▸ **Task description**:
Below is a listing. Gather each line of it that contains "Patient".
:: Dataset excerpts
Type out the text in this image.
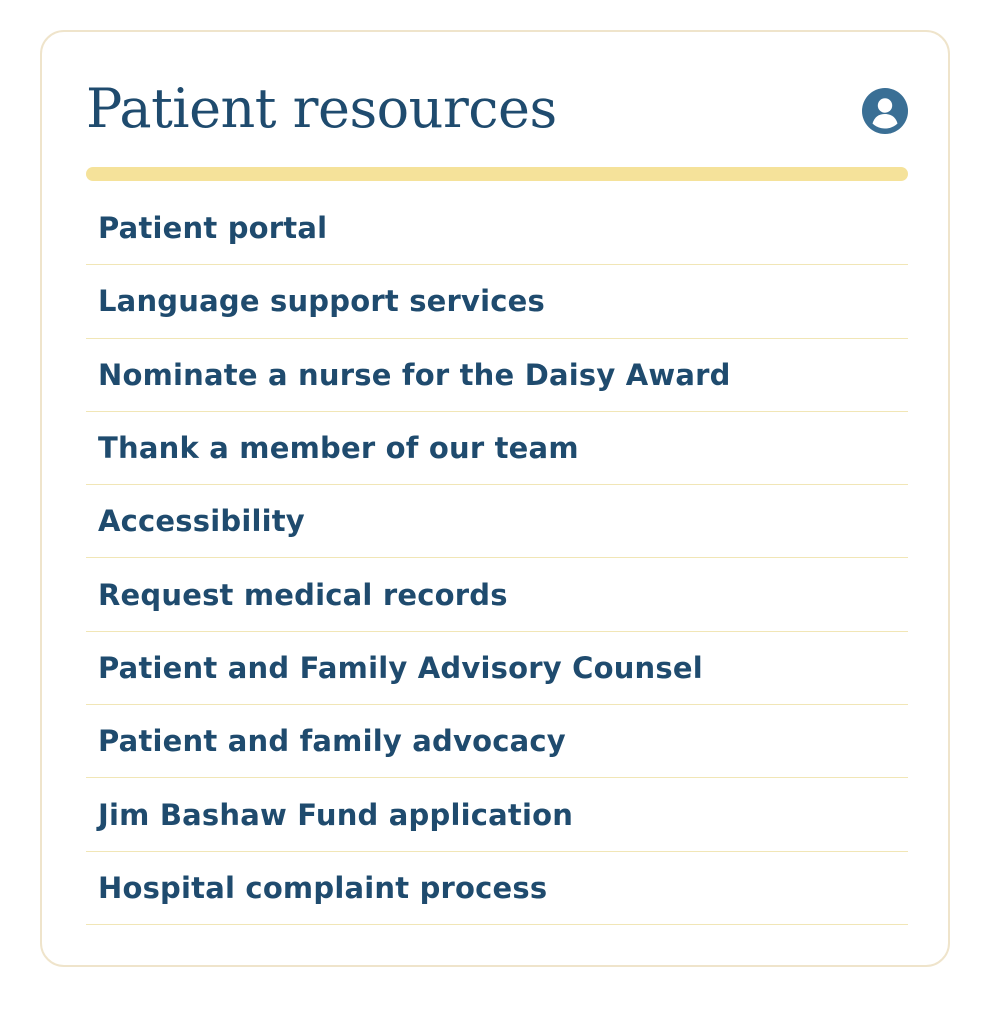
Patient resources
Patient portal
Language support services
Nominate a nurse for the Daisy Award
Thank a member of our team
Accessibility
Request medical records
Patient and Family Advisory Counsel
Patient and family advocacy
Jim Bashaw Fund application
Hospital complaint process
::::
▸ **Exercise result**:
Patient resources
Patient portal
Patient and Family Advisory Counsel
Patient and family advocacy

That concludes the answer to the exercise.